Figure record listings:
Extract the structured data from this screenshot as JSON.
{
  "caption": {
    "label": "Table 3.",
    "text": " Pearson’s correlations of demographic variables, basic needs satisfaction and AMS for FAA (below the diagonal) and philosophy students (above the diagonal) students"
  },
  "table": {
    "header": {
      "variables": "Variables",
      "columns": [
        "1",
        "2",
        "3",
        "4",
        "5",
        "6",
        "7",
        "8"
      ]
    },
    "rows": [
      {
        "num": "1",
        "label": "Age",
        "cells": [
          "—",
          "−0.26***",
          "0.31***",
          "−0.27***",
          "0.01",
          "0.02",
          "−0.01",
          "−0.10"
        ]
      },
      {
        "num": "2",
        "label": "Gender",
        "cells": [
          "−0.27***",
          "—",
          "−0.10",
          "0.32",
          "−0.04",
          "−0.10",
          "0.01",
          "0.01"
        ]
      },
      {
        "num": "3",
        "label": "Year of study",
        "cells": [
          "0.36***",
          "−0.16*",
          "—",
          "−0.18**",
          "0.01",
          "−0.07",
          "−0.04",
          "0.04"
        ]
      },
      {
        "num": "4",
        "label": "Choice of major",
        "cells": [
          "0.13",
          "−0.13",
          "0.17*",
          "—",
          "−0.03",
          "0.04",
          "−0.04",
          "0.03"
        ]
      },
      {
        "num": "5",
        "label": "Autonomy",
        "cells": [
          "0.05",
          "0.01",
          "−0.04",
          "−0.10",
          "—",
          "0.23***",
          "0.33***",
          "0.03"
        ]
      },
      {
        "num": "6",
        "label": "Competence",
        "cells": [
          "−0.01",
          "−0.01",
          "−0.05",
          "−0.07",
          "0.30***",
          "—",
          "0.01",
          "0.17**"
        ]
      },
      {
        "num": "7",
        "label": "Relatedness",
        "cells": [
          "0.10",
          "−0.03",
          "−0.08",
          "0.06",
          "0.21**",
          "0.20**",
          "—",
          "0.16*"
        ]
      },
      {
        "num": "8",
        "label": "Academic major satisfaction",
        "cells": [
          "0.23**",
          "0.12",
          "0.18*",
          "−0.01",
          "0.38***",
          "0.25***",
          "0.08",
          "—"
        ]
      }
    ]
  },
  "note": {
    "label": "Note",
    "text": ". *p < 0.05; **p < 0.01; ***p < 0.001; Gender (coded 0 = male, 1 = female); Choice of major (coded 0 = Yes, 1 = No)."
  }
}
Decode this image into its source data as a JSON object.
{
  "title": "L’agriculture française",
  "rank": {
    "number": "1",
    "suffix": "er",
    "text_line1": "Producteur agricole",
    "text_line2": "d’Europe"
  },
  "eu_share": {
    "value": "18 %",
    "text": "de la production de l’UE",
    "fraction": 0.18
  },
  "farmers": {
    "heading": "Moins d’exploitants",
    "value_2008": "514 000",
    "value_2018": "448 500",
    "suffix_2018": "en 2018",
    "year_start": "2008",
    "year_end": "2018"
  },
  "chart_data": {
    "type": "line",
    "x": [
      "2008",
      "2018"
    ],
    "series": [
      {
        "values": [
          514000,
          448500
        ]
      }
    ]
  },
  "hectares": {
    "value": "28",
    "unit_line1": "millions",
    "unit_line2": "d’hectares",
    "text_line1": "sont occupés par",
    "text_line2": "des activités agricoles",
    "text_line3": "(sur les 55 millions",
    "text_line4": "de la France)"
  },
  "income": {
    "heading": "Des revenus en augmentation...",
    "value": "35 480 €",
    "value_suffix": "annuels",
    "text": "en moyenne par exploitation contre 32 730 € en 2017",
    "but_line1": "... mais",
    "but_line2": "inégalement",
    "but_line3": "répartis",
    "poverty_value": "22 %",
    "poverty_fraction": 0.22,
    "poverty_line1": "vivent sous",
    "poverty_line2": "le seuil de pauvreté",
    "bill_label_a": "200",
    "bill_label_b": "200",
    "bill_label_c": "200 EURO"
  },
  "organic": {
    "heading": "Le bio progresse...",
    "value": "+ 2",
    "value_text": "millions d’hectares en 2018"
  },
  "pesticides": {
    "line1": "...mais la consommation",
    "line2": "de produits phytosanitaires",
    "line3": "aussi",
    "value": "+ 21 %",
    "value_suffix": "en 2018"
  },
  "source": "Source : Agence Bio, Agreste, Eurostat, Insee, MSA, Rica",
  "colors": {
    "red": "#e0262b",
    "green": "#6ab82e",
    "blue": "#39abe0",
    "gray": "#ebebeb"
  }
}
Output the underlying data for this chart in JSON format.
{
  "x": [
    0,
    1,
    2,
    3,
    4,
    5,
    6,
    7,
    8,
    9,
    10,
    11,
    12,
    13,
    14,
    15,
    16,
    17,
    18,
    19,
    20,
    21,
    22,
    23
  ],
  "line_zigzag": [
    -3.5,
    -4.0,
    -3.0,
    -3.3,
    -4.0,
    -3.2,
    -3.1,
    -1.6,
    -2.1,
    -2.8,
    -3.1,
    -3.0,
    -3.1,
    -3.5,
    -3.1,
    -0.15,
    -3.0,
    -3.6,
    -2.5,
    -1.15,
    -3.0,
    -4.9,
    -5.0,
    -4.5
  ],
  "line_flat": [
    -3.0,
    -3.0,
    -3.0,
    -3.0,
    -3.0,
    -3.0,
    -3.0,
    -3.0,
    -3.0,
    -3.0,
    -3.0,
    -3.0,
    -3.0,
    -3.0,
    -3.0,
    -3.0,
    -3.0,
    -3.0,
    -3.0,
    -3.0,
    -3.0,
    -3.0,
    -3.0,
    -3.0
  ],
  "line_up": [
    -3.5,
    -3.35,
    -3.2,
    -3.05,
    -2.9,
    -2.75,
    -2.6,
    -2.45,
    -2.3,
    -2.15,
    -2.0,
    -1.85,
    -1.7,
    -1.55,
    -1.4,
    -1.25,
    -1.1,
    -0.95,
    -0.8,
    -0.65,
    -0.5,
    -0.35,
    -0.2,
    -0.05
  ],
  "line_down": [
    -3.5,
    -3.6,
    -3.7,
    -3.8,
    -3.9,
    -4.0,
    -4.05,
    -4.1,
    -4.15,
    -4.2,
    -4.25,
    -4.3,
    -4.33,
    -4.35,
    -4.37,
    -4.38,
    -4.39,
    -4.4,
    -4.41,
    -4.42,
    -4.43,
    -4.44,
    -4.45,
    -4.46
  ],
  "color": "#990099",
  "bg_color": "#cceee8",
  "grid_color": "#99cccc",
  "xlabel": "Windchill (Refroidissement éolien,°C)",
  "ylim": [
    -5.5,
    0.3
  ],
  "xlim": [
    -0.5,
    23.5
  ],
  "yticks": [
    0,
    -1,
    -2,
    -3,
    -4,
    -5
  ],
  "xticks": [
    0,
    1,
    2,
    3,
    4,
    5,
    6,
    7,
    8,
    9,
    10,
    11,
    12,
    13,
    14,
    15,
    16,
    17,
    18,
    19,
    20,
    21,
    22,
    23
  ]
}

# Goal
Wherever "mais" shows up in a line, copy that line.

# Answer for this exercise
    "but_line1": "... mais",
    "line1": "...mais la consommation",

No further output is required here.